Without including any pictures, copy each entry below exactly.

──────── LISTING ────────

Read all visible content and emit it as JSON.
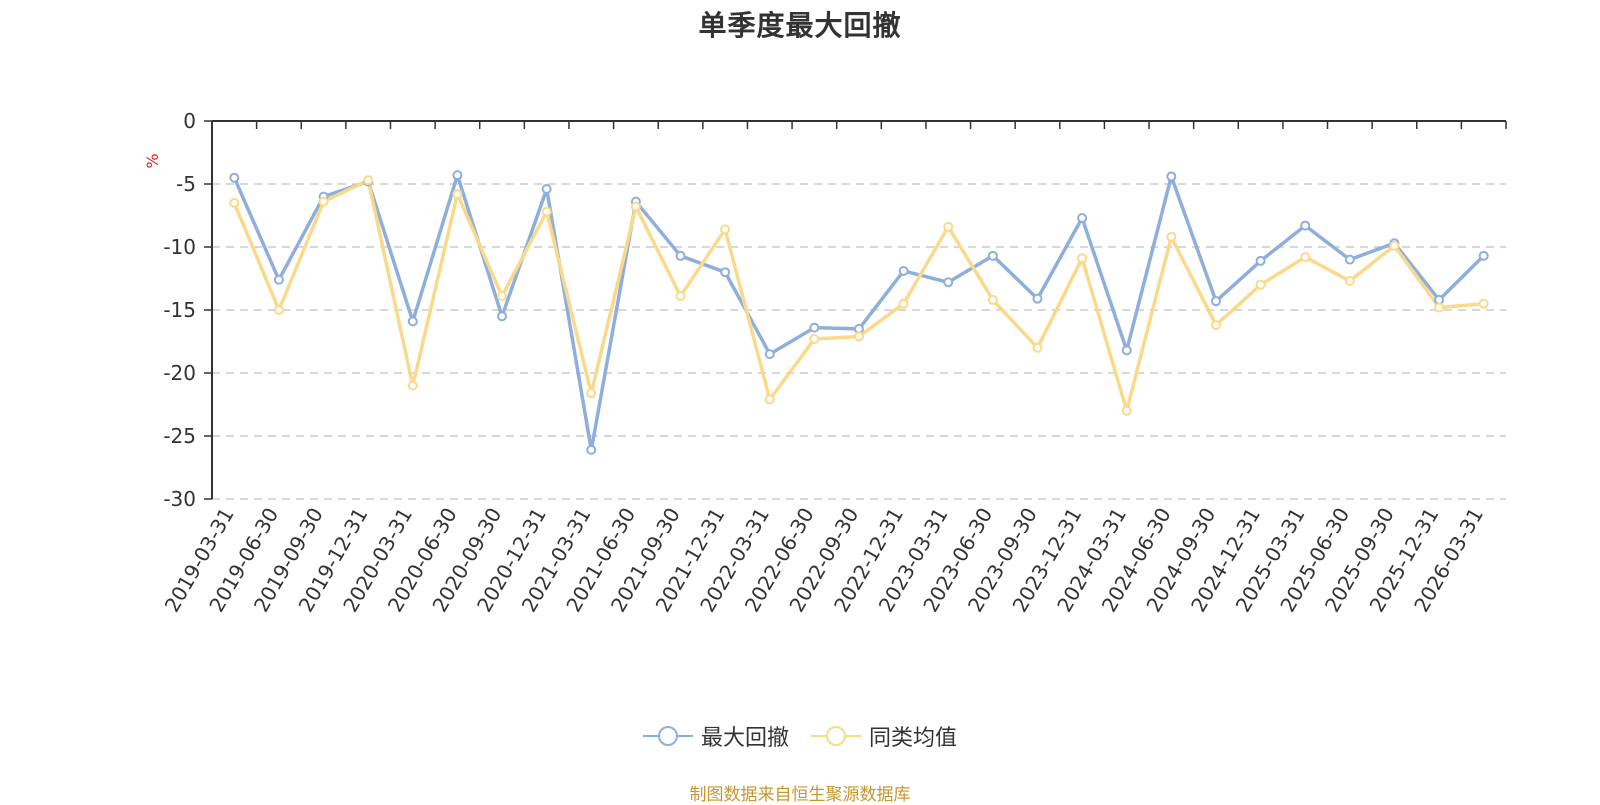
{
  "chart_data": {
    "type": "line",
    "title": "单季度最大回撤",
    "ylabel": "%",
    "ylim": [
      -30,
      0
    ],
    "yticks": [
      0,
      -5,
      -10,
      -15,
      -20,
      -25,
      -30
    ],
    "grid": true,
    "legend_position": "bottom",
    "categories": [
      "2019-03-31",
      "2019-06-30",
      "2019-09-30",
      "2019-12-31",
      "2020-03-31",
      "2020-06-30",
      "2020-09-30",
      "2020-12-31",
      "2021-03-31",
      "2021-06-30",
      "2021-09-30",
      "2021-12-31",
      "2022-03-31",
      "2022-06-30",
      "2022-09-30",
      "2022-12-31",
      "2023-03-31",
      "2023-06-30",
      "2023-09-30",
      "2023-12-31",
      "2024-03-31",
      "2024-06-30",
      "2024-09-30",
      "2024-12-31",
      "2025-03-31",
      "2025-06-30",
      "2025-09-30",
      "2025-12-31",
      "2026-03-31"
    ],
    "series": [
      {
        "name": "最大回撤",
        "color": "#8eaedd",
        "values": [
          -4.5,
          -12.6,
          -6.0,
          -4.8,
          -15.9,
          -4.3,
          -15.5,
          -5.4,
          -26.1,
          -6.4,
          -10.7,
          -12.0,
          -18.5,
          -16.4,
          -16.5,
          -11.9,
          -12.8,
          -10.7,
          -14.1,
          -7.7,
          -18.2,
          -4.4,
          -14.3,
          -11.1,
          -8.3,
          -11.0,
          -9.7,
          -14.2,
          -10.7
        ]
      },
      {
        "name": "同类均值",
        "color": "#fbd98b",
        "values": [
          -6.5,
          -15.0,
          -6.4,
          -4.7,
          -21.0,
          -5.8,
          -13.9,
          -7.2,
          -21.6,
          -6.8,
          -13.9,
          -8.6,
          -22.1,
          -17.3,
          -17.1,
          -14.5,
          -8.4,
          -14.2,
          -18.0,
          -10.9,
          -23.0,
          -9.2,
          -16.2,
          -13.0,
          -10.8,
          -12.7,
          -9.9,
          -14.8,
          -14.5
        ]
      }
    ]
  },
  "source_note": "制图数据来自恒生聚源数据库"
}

────────

= COMPLETED TASK =
Read all visible content and emit it as JSON.
{
  "chart_data": {
    "type": "line",
    "title": "单季度最大回撤",
    "ylabel": "%",
    "ylim": [
      -30,
      0
    ],
    "yticks": [
      0,
      -5,
      -10,
      -15,
      -20,
      -25,
      -30
    ],
    "grid": true,
    "legend_position": "bottom",
    "categories": [
      "2019-03-31",
      "2019-06-30",
      "2019-09-30",
      "2019-12-31",
      "2020-03-31",
      "2020-06-30",
      "2020-09-30",
      "2020-12-31",
      "2021-03-31",
      "2021-06-30",
      "2021-09-30",
      "2021-12-31",
      "2022-03-31",
      "2022-06-30",
      "2022-09-30",
      "2022-12-31",
      "2023-03-31",
      "2023-06-30",
      "2023-09-30",
      "2023-12-31",
      "2024-03-31",
      "2024-06-30",
      "2024-09-30",
      "2024-12-31",
      "2025-03-31",
      "2025-06-30",
      "2025-09-30",
      "2025-12-31",
      "2026-03-31"
    ],
    "series": [
      {
        "name": "最大回撤",
        "color": "#8eaedd",
        "values": [
          -4.5,
          -12.6,
          -6.0,
          -4.8,
          -15.9,
          -4.3,
          -15.5,
          -5.4,
          -26.1,
          -6.4,
          -10.7,
          -12.0,
          -18.5,
          -16.4,
          -16.5,
          -11.9,
          -12.8,
          -10.7,
          -14.1,
          -7.7,
          -18.2,
          -4.4,
          -14.3,
          -11.1,
          -8.3,
          -11.0,
          -9.7,
          -14.2,
          -10.7
        ]
      },
      {
        "name": "同类均值",
        "color": "#fbd98b",
        "values": [
          -6.5,
          -15.0,
          -6.4,
          -4.7,
          -21.0,
          -5.8,
          -13.9,
          -7.2,
          -21.6,
          -6.8,
          -13.9,
          -8.6,
          -22.1,
          -17.3,
          -17.1,
          -14.5,
          -8.4,
          -14.2,
          -18.0,
          -10.9,
          -23.0,
          -9.2,
          -16.2,
          -13.0,
          -10.8,
          -12.7,
          -9.9,
          -14.8,
          -14.5
        ]
      }
    ]
  },
  "source_note": "制图数据来自恒生聚源数据库"
}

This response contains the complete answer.